§ **INSTRUCTIONS TO FOLLOW**:
Count every line of these entries that holds the word "JSON", and reply with the number only.

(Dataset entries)

....

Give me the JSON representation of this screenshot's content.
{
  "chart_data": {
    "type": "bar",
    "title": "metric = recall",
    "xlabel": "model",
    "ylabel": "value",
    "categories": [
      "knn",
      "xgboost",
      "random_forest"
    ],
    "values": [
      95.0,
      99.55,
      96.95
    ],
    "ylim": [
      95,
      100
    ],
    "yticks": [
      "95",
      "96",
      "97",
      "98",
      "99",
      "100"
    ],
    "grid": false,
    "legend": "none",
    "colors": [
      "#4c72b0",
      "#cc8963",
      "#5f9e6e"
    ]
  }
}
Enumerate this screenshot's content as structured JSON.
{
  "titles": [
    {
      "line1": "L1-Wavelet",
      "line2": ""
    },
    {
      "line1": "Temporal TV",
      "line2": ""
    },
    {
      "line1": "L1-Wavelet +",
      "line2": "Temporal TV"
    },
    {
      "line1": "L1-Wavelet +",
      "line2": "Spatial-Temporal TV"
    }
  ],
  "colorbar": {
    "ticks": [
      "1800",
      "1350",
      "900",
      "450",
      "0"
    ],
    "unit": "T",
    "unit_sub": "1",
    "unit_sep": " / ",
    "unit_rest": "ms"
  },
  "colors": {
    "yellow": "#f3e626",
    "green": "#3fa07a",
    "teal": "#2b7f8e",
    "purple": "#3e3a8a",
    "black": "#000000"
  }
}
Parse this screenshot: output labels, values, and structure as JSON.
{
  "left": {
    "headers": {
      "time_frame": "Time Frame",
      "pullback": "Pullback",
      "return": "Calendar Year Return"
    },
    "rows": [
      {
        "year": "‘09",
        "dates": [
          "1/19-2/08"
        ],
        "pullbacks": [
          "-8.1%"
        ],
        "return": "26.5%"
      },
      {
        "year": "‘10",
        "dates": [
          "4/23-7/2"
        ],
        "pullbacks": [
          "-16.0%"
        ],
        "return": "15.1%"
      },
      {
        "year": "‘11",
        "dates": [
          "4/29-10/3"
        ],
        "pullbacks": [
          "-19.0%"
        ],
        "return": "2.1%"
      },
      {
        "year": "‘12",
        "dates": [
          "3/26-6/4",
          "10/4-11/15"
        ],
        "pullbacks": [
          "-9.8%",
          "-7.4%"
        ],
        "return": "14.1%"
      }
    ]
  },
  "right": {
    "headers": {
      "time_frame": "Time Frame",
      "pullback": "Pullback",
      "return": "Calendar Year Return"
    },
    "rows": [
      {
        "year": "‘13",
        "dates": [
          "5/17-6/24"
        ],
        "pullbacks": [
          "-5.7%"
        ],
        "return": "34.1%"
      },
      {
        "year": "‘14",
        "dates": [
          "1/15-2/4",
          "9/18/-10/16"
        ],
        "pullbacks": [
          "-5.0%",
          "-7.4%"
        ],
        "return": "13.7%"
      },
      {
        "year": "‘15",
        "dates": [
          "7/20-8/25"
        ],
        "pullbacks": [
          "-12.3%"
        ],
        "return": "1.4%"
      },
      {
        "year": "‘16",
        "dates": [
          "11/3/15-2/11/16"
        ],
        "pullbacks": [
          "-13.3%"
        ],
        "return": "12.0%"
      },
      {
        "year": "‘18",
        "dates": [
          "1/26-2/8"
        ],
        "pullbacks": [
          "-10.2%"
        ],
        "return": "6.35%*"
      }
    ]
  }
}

....

§ **CORRECT OUTPUT**:
3